_PASSAGE SHOWN_.

######

Speaker by Various Artists

15

Catalonia, interrupted

by Robert Southon

Two years have now gone by since the Friday afternoon when my university-student son and I headed out of our Barcelona flat to a nearby primary school, designated as a polling station for the vote that was to be held the following Sunday: the referendum on Catalonia’s independence from Spain on October 1st, 2017. 

Why were we going to the primary school two days before the vote? To keep it open. The Spanish authorities had declared the referendum illegal, and had spent several weeks carrying out aggressive police raids, making arrests and censoring media and internet in an attempt to stop the vote organized by the Catalan government. Yet they had failed. 

So now it came down to whether people power could prevail over a central government which had simply turned its back on the whole issue for five years, while a massive grassroots movement had taken root wanting a vote on Catalonia becoming its own independent state within Europe.

On social media in the days before the referendum, appeals circulated to keep the schools and community centres open for weekend activities, so that the police would be legally unable to close them off. And folks turned up, all weekend – at our Escola Drassanes, and at hundreds of other designated polling stations across Catalonia. 

Those 48 hours were the most intense community happening I’ve ever been part of in our inner-city neighbourhood. All sorts of people came out of the woodwork and between comings and goings it was a glorious improvised mixture of playing ping-pong, sharing meals and standing up to an authoritarian state. Yes. The last of these, because on referendum day morning, the sense of being under assault was brought to a climax as thousands of Spanish police simply barged in and unleashed violence on ordinary people all over Catalonia. They didn’t stop the vote. They just disrupted it at about 5% of polling stations and bashed a hell of a lot of human flesh.

After that, how could things possibly ever be the same again? How could people carry on supporting a state whose only response to a reasonable democratic demand was orchestrated police violence? It would be turkeys voting for Christmas.

######

_DATASET CONTENT_.
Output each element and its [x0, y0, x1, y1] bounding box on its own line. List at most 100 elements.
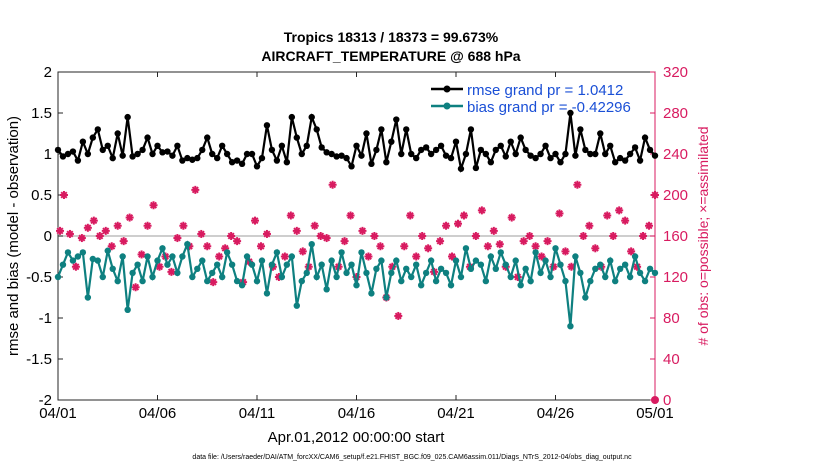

######

_CHALLENGE 1_.
In the essay on the Catalan referendum, roughly what share of polling stations did the police disrupt on referendum day?
_CHALLENGE 2_.
Copy the passage of the essay on the Catalan referendum starting at "On social media" and ending at "polling stations across Catalonia.".
_CHALLENGE 3_.
Pick up the essay on the Catalan referendum right after its final sentence and keep writing.

_TASK OUTPUT 1_.
About 5% of polling stations.

_TASK OUTPUT 2_.
On social media in the days before the referendum, appeals circulated to keep the schools and community centres open for weekend activities, so that the police would be legally unable to close them off. And folks turned up, all weekend – at our Escola Drassanes, and at hundreds of other designated polling stations across Catalonia.

_TASK OUTPUT 3_.
And yet the overall sensation at the close of the polls was tremendous, of having achieved something very important ourselves. The referendum had taken place, and it was not in the end the Catalan authorities but the people themselves who had brought it about and protected it. And gosh, how we celebrated – not only at places like Escola Drassanes, where the police never showed up, but at most of the centres where they did. “Hem votat, hem votat”, people roared. “We have voted, we have voted.”

*

We're two years on here in Catalonia, and as I write we are awaiting the imminent announcement of the verdicts and sentences in the Spanish Supreme Court mega-trial of 12 political and civil leaders who worked to facilitate the referendum and independence process. And if I am to explain how things are, I’d start by saying that, in daily life, Catalonia is as easy-going and relaxed as ever, in general. But politically, it’s as though we’re simply caught in a freeze-frame of one of those classic referendum images, of Spanish police batons poised in the air, ready to swing down on Catalan voters. 

When the images of police violence first went round the world, it was easy to feel that a red line had been crossed: in the heart of the EU, a government was mistreating its citizens and its democracy. So the international community would surely react, and a reluctant Spain, that had buried its head in the sand for five years, would now start to address the problem politically. The idea that the referendum would lead to talks, rather than instantly to full independence, was implicit in the plan.

Yet Spain simply clamped down, the EU didn’t react, the Catalan government lost the initiative while waiting, and the Catalan public, for all its energy, went home quietly at the end of the day as leaders suggested, even on the afternoon when the Catalan Parliament actually made a declaration of independence. On the other hand, the Spanish authoritarian steamroller, which had grunted into life in September to send 8,000 police to Catalonia with their batons and rubber bullets, now gathered speed.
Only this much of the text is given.